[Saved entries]
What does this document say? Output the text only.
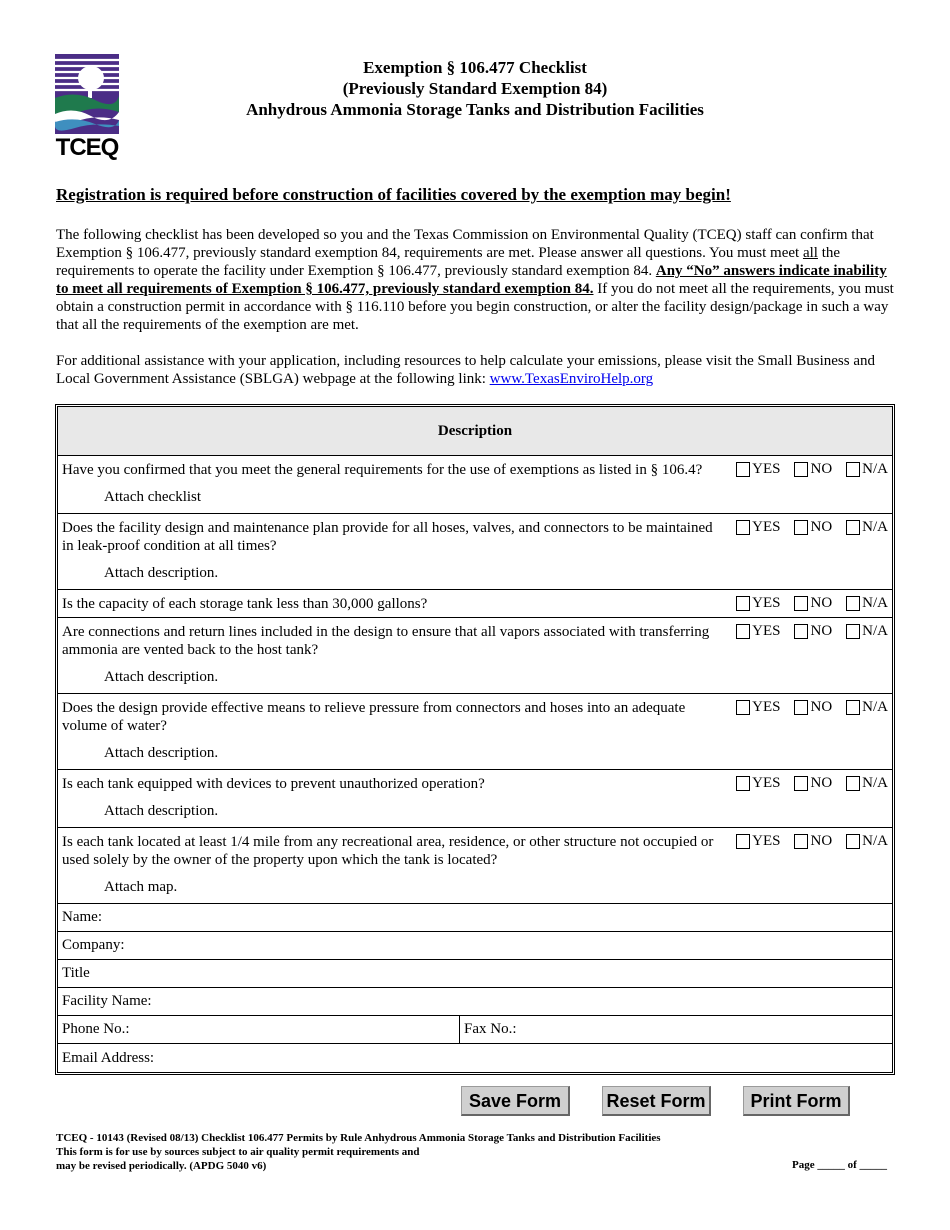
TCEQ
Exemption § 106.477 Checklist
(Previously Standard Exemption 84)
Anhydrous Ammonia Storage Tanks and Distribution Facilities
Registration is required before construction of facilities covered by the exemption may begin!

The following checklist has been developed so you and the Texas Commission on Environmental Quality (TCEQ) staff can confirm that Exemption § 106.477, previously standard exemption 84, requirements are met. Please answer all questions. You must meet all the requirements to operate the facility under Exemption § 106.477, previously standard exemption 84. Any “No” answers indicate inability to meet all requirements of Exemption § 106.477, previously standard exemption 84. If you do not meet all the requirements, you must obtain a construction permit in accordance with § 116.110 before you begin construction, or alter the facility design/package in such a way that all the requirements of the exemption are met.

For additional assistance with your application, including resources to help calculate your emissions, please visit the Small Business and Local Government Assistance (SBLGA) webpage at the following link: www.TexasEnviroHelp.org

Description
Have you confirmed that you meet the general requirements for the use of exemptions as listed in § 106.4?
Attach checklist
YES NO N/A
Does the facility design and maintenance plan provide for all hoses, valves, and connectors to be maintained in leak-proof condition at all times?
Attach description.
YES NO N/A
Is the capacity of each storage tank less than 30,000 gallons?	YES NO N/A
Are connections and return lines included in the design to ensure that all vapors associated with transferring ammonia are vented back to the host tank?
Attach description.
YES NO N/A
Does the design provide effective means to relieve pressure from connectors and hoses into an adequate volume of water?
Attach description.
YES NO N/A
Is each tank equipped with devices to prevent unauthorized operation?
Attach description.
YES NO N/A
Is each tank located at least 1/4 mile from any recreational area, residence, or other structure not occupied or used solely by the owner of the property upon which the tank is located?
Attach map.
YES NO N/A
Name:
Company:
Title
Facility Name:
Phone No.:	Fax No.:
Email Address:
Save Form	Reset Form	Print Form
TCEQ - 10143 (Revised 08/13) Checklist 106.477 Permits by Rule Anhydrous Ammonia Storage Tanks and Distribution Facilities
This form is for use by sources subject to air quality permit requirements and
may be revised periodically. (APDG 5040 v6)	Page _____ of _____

* * *

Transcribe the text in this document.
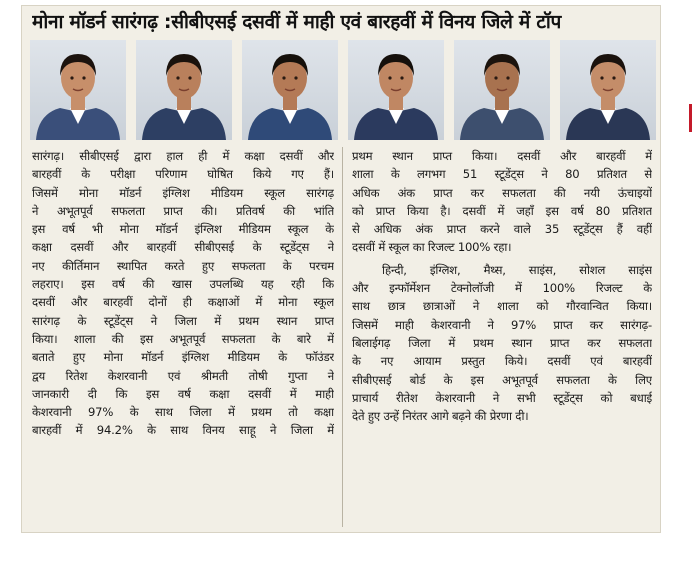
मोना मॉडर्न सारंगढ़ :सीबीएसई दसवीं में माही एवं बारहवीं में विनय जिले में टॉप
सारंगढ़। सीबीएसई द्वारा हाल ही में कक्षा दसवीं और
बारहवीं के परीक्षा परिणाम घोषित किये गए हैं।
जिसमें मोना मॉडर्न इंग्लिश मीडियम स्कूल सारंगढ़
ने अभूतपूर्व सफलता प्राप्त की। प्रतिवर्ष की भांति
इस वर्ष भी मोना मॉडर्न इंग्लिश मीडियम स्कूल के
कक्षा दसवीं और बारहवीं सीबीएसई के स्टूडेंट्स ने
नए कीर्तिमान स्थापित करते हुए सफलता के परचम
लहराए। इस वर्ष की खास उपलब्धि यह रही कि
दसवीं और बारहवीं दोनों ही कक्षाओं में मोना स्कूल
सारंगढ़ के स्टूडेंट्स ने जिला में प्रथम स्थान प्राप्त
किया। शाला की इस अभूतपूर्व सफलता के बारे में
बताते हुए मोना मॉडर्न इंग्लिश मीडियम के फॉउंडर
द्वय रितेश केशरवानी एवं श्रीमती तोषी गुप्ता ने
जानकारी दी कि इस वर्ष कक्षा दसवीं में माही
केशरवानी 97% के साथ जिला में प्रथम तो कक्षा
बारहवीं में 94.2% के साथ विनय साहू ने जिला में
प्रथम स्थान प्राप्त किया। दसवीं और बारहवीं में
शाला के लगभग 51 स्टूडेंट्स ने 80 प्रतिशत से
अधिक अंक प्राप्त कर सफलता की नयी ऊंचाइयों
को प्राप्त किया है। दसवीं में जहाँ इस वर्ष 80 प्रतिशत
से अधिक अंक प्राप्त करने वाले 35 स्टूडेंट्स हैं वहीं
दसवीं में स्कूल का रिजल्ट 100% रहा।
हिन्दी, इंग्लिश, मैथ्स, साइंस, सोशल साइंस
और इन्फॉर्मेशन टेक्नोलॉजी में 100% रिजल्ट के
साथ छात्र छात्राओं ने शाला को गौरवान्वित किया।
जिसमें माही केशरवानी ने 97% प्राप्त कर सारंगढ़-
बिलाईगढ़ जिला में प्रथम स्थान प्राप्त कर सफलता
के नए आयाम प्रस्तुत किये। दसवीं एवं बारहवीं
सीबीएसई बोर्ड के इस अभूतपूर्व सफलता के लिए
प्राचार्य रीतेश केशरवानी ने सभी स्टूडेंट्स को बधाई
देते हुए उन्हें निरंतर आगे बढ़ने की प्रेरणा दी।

---

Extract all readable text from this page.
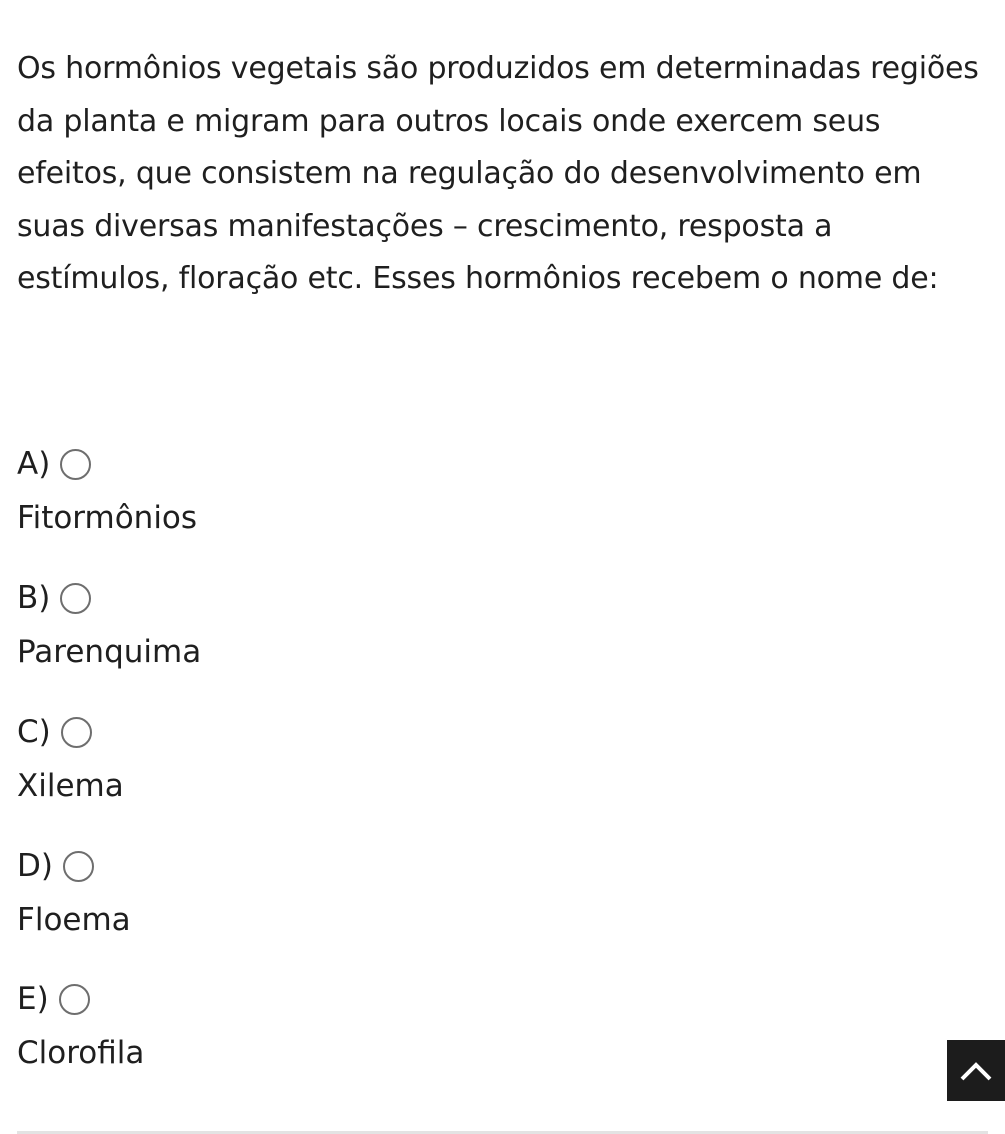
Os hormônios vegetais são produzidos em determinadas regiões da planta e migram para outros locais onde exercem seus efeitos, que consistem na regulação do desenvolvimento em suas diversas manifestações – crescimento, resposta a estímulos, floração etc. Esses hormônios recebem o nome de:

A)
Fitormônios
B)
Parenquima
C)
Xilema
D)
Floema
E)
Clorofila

**EXERCISE DIRECTIONS**: Return each line of the data that contains the string "with".

**TASK RESPONSE**:
The following checklist has been developed so you and the Texas Commission on Environmental Quality (TCEQ) staff can confirm that Exemption § 106.477, previously standard exemption 84, requirements are met. Please answer all questions. You must meet all the requirements to operate the facility under Exemption § 106.477, previously standard exemption 84. Any “No” answers indicate inability to meet all requirements of Exemption § 106.477, previously standard exemption 84. If you do not meet all the requirements, you must obtain a construction permit in accordance with § 116.110 before you begin construction, or alter the facility design/package in such a way that all the requirements of the exemption are met.
For additional assistance with your application, including resources to help calculate your emissions, please visit the Small Business and Local Government Assistance (SBLGA) webpage at the following link: www.TexasEnviroHelp.org
Are connections and return lines included in the design to ensure that all vapors associated with transferring ammonia are vented back to the host tank?
Is each tank equipped with devices to prevent unauthorized operation?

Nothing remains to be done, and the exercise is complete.